(TASK INSTRUCTIONS)
Retype the records below exactly as they appear.

(Stored items)
■ ■ ■
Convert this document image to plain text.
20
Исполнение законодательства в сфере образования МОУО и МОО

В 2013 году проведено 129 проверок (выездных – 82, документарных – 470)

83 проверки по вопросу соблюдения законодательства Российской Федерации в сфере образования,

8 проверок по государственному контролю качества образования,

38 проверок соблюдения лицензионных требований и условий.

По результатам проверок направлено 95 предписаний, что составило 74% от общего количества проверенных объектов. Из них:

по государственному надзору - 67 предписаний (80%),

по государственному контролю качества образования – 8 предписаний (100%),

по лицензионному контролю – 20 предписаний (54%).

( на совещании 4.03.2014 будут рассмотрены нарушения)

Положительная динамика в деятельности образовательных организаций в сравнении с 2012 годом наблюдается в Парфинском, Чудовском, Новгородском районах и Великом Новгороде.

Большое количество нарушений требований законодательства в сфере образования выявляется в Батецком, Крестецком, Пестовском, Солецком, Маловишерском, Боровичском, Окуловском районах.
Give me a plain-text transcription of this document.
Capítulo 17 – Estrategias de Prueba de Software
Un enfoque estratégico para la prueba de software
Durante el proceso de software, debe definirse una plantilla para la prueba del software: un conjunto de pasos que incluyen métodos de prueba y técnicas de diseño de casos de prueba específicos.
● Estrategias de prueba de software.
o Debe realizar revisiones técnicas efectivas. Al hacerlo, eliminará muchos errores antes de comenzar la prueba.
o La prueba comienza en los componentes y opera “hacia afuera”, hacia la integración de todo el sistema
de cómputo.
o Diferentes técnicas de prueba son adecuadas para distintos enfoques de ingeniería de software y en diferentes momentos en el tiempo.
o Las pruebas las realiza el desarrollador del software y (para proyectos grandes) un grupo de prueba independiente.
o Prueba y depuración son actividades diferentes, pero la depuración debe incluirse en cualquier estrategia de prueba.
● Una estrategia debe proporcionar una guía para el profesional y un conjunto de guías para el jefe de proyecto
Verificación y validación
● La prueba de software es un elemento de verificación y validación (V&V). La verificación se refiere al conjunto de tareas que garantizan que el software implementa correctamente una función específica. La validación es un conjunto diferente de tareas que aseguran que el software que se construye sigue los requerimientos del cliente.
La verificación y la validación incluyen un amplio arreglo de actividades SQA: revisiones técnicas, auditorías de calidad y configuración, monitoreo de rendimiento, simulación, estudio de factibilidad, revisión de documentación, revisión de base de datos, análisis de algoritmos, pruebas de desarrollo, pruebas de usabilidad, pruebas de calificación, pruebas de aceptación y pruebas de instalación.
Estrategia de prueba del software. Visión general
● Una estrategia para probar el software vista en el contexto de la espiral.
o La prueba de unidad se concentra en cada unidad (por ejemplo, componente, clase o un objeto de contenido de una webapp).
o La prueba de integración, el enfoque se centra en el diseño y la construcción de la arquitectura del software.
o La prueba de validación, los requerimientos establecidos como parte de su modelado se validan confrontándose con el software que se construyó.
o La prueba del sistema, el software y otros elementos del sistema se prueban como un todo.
■ ■ ■
(FINISHED ANSWER)
Convert this document image to plain text.
20
Исполнение законодательства в сфере образования МОУО и МОО

В 2013 году проведено 129 проверок (выездных – 82, документарных – 470)

83 проверки по вопросу соблюдения законодательства Российской Федерации в сфере образования,

8 проверок по государственному контролю качества образования,

38 проверок соблюдения лицензионных требований и условий.

По результатам проверок направлено 95 предписаний, что составило 74% от общего количества проверенных объектов. Из них:

по государственному надзору - 67 предписаний (80%),

по государственному контролю качества образования – 8 предписаний (100%),

по лицензионному контролю – 20 предписаний (54%).

( на совещании 4.03.2014 будут рассмотрены нарушения)

Положительная динамика в деятельности образовательных организаций в сравнении с 2012 годом наблюдается в Парфинском, Чудовском, Новгородском районах и Великом Новгороде.

Большое количество нарушений требований законодательства в сфере образования выявляется в Батецком, Крестецком, Пестовском, Солецком, Маловишерском, Боровичском, Окуловском районах.
Give me a plain-text transcription of this document.
Capítulo 17 – Estrategias de Prueba de Software
Un enfoque estratégico para la prueba de software
Durante el proceso de software, debe definirse una plantilla para la prueba del software: un conjunto de pasos que incluyen métodos de prueba y técnicas de diseño de casos de prueba específicos.
● Estrategias de prueba de software.
o Debe realizar revisiones técnicas efectivas. Al hacerlo, eliminará muchos errores antes de comenzar la prueba.
o La prueba comienza en los componentes y opera “hacia afuera”, hacia la integración de todo el sistema
de cómputo.
o Diferentes técnicas de prueba son adecuadas para distintos enfoques de ingeniería de software y en diferentes momentos en el tiempo.
o Las pruebas las realiza el desarrollador del software y (para proyectos grandes) un grupo de prueba independiente.
o Prueba y depuración son actividades diferentes, pero la depuración debe incluirse en cualquier estrategia de prueba.
● Una estrategia debe proporcionar una guía para el profesional y un conjunto de guías para el jefe de proyecto
Verificación y validación
● La prueba de software es un elemento de verificación y validación (V&V). La verificación se refiere al conjunto de tareas que garantizan que el software implementa correctamente una función específica. La validación es un conjunto diferente de tareas que aseguran que el software que se construye sigue los requerimientos del cliente.
La verificación y la validación incluyen un amplio arreglo de actividades SQA: revisiones técnicas, auditorías de calidad y configuración, monitoreo de rendimiento, simulación, estudio de factibilidad, revisión de documentación, revisión de base de datos, análisis de algoritmos, pruebas de desarrollo, pruebas de usabilidad, pruebas de calificación, pruebas de aceptación y pruebas de instalación.
Estrategia de prueba del software. Visión general
● Una estrategia para probar el software vista en el contexto de la espiral.
o La prueba de unidad se concentra en cada unidad (por ejemplo, componente, clase o un objeto de contenido de una webapp).
o La prueba de integración, el enfoque se centra en el diseño y la construcción de la arquitectura del software.
o La prueba de validación, los requerimientos establecidos como parte de su modelado se validan confrontándose con el software que se construyó.
o La prueba del sistema, el software y otros elementos del sistema se prueban como un todo.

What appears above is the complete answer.